— PROBLEM DESCRIPTION —
In the material below, find each line holding the string "xavfini" and copy it.
=== RECORDS PROVIDED ===
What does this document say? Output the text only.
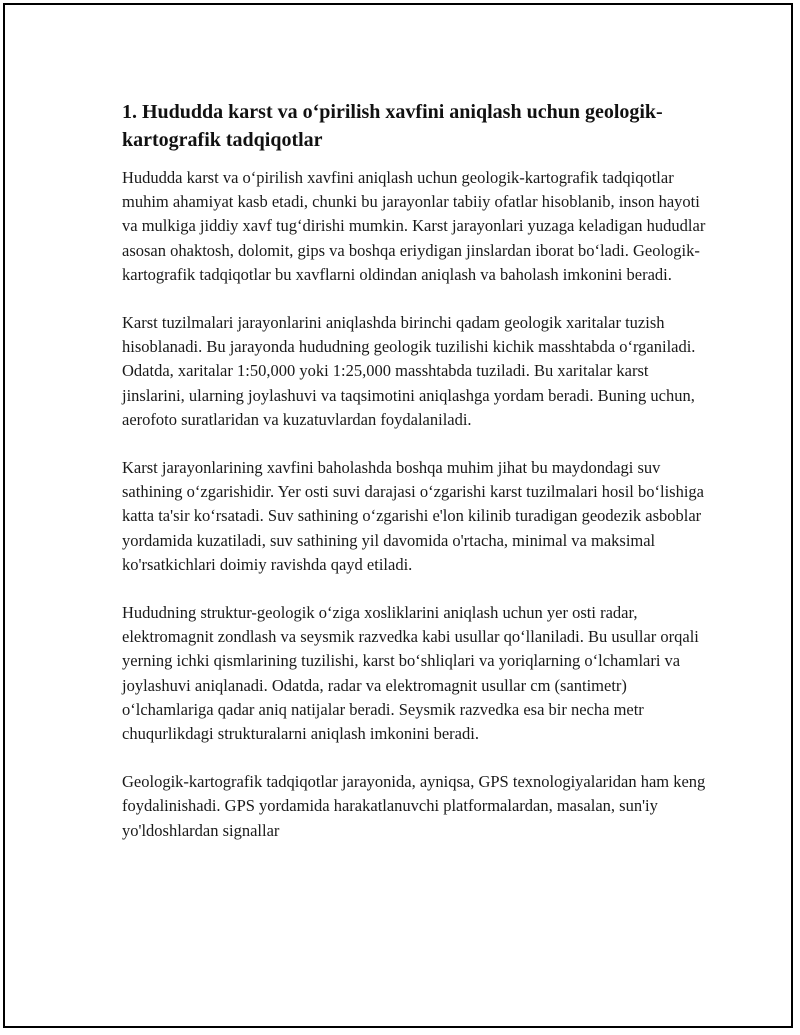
1. Hududda karst va o‘pirilish xavfini aniqlash uchun geologik-kartografik tadqiqotlar

Hududda karst va o‘pirilish xavfini aniqlash uchun geologik-kartografik tadqiqotlar muhim ahamiyat kasb etadi, chunki bu jarayonlar tabiiy ofatlar hisoblanib, inson hayoti va mulkiga jiddiy xavf tug‘dirishi mumkin. Karst jarayonlari yuzaga keladigan hududlar asosan ohaktosh, dolomit, gips va boshqa eriydigan jinslardan iborat bo‘ladi. Geologik-kartografik tadqiqotlar bu xavflarni oldindan aniqlash va baholash imkonini beradi.

Karst tuzilmalari jarayonlarini aniqlashda birinchi qadam geologik xaritalar tuzish hisoblanadi. Bu jarayonda hududning geologik tuzilishi kichik masshtabda o‘rganiladi. Odatda, xaritalar 1:50,000 yoki 1:25,000 masshtabda tuziladi. Bu xaritalar karst jinslarini, ularning joylashuvi va taqsimotini aniqlashga yordam beradi. Buning uchun, aerofoto suratlaridan va kuzatuvlardan foydalaniladi.

Karst jarayonlarining xavfini baholashda boshqa muhim jihat bu maydondagi suv sathining o‘zgarishidir. Yer osti suvi darajasi o‘zgarishi karst tuzilmalari hosil bo‘lishiga katta ta'sir ko‘rsatadi. Suv sathining o‘zgarishi e'lon kilinib turadigan geodezik asboblar yordamida kuzatiladi, suv sathining yil davomida o'rtacha, minimal va maksimal ko'rsatkichlari doimiy ravishda qayd etiladi.

Hududning struktur-geologik o‘ziga xosliklarini aniqlash uchun yer osti radar, elektromagnit zondlash va seysmik razvedka kabi usullar qo‘llaniladi. Bu usullar orqali yerning ichki qismlarining tuzilishi, karst bo‘shliqlari va yoriqlarning o‘lchamlari va joylashuvi aniqlanadi. Odatda, radar va elektromagnit usullar cm (santimetr) o‘lchamlariga qadar aniq natijalar beradi. Seysmik razvedka esa bir necha metr chuqurlikdagi strukturalarni aniqlash imkonini beradi.

Geologik-kartografik tadqiqotlar jarayonida, ayniqsa, GPS texnologiyalaridan ham keng foydalinishadi. GPS yordamida harakatlanuvchi platformalardan, masalan, sun'iy yo'ldoshlardan signallar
===
— ANSWER BELOW —
1. Hududda karst va o‘pirilish xavfini aniqlash uchun geologik-kartografik tadqiqotlar
Hududda karst va o‘pirilish xavfini aniqlash uchun geologik-kartografik tadqiqotlar muhim ahamiyat kasb etadi, chunki bu jarayonlar tabiiy ofatlar hisoblanib, inson hayoti va mulkiga jiddiy xavf tug‘dirishi mumkin. Karst jarayonlari yuzaga keladigan hududlar asosan ohaktosh, dolomit, gips va boshqa eriydigan jinslardan iborat bo‘ladi. Geologik-kartografik tadqiqotlar bu xavflarni oldindan aniqlash va baholash imkonini beradi.
Karst jarayonlarining xavfini baholashda boshqa muhim jihat bu maydondagi suv sathining o‘zgarishidir. Yer osti suvi darajasi o‘zgarishi karst tuzilmalari hosil bo‘lishiga katta ta'sir ko‘rsatadi. Suv sathining o‘zgarishi e'lon kilinib turadigan geodezik asboblar yordamida kuzatiladi, suv sathining yil davomida o'rtacha, minimal va maksimal ko'rsatkichlari doimiy ravishda qayd etiladi.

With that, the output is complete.